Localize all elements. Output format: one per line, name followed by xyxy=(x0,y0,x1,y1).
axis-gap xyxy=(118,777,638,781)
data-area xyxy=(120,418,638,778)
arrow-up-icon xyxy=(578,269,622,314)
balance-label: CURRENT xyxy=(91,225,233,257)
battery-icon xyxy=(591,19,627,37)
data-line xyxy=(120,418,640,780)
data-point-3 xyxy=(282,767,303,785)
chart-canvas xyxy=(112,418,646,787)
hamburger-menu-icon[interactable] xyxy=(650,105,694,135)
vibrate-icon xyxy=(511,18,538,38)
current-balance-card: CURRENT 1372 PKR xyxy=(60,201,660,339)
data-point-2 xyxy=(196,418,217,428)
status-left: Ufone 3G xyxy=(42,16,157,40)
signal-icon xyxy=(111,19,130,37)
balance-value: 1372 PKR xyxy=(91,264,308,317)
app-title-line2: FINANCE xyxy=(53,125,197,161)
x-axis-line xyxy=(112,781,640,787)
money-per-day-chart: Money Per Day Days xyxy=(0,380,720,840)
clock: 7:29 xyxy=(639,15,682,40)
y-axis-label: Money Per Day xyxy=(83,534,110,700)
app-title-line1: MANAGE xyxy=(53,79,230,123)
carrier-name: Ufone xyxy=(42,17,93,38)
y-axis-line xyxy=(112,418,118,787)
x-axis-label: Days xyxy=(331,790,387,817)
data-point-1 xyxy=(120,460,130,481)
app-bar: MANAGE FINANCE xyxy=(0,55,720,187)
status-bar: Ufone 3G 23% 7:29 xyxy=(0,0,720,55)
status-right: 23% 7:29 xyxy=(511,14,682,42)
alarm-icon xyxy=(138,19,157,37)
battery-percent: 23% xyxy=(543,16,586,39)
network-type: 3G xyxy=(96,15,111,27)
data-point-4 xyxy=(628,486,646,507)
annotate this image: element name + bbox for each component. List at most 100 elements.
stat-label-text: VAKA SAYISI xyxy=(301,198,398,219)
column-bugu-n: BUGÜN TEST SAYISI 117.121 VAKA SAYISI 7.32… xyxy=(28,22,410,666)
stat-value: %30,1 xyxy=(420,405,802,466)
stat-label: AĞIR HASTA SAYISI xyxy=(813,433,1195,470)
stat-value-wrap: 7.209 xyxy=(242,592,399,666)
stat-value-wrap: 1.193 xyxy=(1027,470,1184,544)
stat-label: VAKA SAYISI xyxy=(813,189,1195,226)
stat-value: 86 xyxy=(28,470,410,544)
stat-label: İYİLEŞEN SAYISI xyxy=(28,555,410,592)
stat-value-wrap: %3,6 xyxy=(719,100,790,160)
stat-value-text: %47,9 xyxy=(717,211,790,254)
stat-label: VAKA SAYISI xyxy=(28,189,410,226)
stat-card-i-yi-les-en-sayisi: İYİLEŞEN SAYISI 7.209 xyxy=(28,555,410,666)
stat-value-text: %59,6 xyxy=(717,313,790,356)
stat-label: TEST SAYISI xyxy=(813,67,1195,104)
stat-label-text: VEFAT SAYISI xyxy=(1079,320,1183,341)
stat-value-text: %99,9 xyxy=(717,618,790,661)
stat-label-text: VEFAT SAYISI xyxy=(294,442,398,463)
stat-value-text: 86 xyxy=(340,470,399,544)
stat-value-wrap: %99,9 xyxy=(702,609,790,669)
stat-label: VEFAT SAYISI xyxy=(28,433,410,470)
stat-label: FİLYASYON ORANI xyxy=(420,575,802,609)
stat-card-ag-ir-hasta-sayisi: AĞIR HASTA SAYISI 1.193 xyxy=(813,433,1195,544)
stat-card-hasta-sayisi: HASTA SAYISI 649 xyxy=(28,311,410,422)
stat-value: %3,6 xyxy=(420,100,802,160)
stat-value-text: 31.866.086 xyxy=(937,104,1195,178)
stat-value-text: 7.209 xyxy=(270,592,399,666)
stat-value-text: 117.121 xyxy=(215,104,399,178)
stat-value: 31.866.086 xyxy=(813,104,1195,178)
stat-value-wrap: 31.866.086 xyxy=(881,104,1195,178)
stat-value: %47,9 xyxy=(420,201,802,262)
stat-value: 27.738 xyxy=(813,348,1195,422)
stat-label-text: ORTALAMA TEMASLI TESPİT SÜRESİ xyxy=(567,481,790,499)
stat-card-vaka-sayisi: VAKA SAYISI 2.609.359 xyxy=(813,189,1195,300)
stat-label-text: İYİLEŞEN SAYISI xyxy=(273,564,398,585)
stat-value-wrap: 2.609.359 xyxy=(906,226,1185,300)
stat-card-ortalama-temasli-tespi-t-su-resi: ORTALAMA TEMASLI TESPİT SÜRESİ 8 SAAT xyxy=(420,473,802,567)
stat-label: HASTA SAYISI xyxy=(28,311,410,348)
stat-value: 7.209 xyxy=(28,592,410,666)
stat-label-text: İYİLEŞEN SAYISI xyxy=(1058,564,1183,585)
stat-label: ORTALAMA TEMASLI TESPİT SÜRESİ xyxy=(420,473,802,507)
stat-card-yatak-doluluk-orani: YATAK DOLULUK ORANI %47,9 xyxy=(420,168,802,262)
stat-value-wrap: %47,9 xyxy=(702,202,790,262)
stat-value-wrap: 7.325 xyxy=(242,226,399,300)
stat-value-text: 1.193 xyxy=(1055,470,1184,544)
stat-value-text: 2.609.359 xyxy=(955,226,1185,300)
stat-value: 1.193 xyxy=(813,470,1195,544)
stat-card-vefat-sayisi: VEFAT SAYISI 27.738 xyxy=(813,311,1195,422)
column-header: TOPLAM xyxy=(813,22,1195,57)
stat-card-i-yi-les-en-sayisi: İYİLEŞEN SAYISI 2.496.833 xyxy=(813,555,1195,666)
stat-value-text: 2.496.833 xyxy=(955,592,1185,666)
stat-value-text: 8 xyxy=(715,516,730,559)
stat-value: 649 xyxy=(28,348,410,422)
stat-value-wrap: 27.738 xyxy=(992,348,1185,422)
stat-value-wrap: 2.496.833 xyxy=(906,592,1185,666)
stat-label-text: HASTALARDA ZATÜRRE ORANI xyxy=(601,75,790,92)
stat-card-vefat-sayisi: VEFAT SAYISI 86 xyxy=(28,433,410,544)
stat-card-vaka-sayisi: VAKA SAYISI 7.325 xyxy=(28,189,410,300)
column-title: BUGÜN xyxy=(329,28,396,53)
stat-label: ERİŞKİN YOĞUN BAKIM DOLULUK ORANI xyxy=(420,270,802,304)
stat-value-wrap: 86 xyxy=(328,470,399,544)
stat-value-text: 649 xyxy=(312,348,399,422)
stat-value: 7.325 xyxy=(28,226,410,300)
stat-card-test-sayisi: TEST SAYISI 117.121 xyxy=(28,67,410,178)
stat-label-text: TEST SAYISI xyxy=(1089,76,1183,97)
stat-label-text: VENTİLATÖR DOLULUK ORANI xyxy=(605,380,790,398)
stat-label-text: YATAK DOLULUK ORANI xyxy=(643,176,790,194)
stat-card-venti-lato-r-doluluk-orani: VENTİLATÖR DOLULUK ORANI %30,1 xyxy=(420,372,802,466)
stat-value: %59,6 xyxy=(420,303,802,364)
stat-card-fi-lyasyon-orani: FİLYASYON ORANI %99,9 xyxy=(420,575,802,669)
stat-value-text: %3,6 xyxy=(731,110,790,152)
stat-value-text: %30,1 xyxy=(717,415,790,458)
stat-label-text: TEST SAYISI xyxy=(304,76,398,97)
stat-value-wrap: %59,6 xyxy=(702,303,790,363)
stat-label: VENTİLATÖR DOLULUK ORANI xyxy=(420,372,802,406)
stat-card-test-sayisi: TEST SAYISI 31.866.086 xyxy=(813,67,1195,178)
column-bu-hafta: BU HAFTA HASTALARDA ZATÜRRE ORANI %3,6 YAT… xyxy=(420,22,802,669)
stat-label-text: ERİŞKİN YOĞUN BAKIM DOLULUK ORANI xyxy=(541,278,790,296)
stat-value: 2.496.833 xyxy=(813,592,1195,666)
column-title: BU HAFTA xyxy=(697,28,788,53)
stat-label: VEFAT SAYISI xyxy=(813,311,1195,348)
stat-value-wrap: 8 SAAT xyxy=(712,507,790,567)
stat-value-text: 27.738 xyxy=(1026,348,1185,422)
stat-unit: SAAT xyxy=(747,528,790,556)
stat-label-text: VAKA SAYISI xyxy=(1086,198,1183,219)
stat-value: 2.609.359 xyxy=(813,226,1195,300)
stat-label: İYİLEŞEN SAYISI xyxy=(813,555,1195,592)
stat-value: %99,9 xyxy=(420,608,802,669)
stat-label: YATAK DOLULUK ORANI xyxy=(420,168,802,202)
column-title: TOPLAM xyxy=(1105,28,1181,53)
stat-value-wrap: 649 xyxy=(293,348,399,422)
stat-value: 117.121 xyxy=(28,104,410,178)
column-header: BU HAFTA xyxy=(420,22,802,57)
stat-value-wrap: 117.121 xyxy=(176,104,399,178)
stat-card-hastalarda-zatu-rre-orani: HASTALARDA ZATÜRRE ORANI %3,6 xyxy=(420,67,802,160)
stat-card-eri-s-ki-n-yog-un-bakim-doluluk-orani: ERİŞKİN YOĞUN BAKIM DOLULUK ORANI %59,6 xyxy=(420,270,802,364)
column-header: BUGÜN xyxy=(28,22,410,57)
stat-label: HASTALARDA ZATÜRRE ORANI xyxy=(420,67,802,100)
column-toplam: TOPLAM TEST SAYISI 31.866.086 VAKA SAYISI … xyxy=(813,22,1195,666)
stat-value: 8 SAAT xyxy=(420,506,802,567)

**Exercise instructions**: Copy everything from the start of the entries down to and including the line that contains "status-left: Ufone 3G xyxy=(42,16,157,40)", keeping each line unchanged.

**Result of this exercise**:
Localize all elements. Output format: one per line, name followed by xyxy=(x0,y0,x1,y1).
axis-gap xyxy=(118,777,638,781)
data-area xyxy=(120,418,638,778)
arrow-up-icon xyxy=(578,269,622,314)
balance-label: CURRENT xyxy=(91,225,233,257)
battery-icon xyxy=(591,19,627,37)
data-line xyxy=(120,418,640,780)
data-point-3 xyxy=(282,767,303,785)
chart-canvas xyxy=(112,418,646,787)
hamburger-menu-icon[interactable] xyxy=(650,105,694,135)
vibrate-icon xyxy=(511,18,538,38)
current-balance-card: CURRENT 1372 PKR xyxy=(60,201,660,339)
data-point-2 xyxy=(196,418,217,428)
status-left: Ufone 3G xyxy=(42,16,157,40)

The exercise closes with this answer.